We examine the relationship between these measures and success in three domains (i.e., movies, television shows, and academic papers). These domains were chosen based on data availability (), but the same approach could be applied to other types of texts (e.g., books or speeches). In addition to a standard set of control variables (), we control for textual content by including 100 topic intensities estimated by latent Dirichlet allocation (30). This ensures that our results are not driven by certain topics (e.g., love or social identity) being linked to success. Examining over 4,000 movies finds that narratives that move faster (i.e., travel farther in consecutive periods, on average) are evaluated more favorably (Table 1, column 1).

Table 1.

* [Data entries]
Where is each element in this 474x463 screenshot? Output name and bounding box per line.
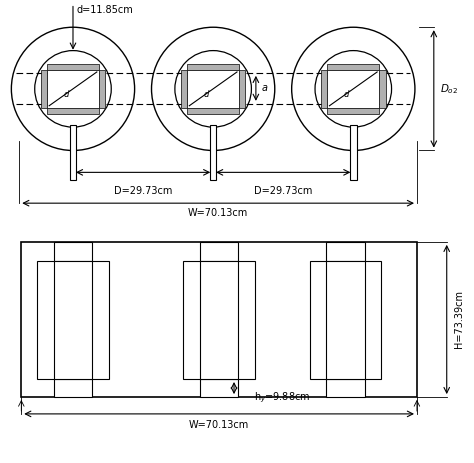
- Text: W=70.13cm: W=70.13cm: [188, 208, 248, 218]
- Bar: [54, 242, 92, 397]
- Bar: [47, 108, 99, 114]
- Bar: [37, 261, 109, 379]
- Bar: [200, 261, 238, 379]
- Bar: [187, 70, 239, 108]
- Bar: [41, 70, 47, 108]
- Bar: [328, 70, 379, 108]
- Bar: [187, 63, 239, 70]
- Bar: [70, 125, 76, 180]
- Bar: [200, 242, 238, 397]
- Bar: [326, 261, 365, 379]
- Text: h$_y$=9.88cm: h$_y$=9.88cm: [254, 391, 310, 406]
- Bar: [239, 70, 246, 108]
- Bar: [47, 70, 99, 108]
- Bar: [99, 70, 105, 108]
- Bar: [210, 125, 216, 180]
- Bar: [350, 125, 356, 180]
- Text: D=29.73cm: D=29.73cm: [254, 186, 312, 196]
- Bar: [21, 242, 417, 397]
- Text: d: d: [64, 90, 69, 100]
- Text: L=53.64cm: L=53.64cm: [247, 292, 257, 348]
- Text: $D_{o2}$: $D_{o2}$: [440, 82, 458, 96]
- Bar: [321, 70, 328, 108]
- Text: d: d: [203, 90, 209, 100]
- Bar: [183, 261, 255, 379]
- Text: d=11.85cm: d=11.85cm: [77, 6, 134, 15]
- Text: D=29.73cm: D=29.73cm: [114, 186, 172, 196]
- Bar: [187, 108, 239, 114]
- Bar: [54, 261, 92, 379]
- Bar: [326, 242, 365, 397]
- Bar: [181, 70, 187, 108]
- Text: H=73.39cm: H=73.39cm: [454, 290, 464, 349]
- Bar: [47, 63, 99, 70]
- Text: d: d: [344, 90, 349, 100]
- Bar: [379, 70, 386, 108]
- Bar: [328, 63, 379, 70]
- Text: a: a: [262, 83, 268, 94]
- Bar: [328, 108, 379, 114]
- Text: W=70.13cm: W=70.13cm: [189, 420, 249, 430]
- Bar: [310, 261, 381, 379]
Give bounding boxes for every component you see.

* [Set task]
From the passage on narrative speed and success, quote the part that opens with the words containing "We examine the" and closes with "1, column 1).". The lines have no connection to the passage on how narratives relate to success.

* [Full output]
We examine the relationship between these measures and success in three domains (i.e., movies, television shows, and academic papers). These domains were chosen based on data availability (), but the same approach could be applied to other types of texts (e.g., books or speeches). In addition to a standard set of control variables (), we control for textual content by including 100 topic intensities estimated by latent Dirichlet allocation (30). This ensures that our results are not driven by certain topics (e.g., love or social identity) being linked to success. Examining over 4,000 movies finds that narratives that move faster (i.e., travel farther in consecutive periods, on average) are evaluated more favorably (Table 1, column 1).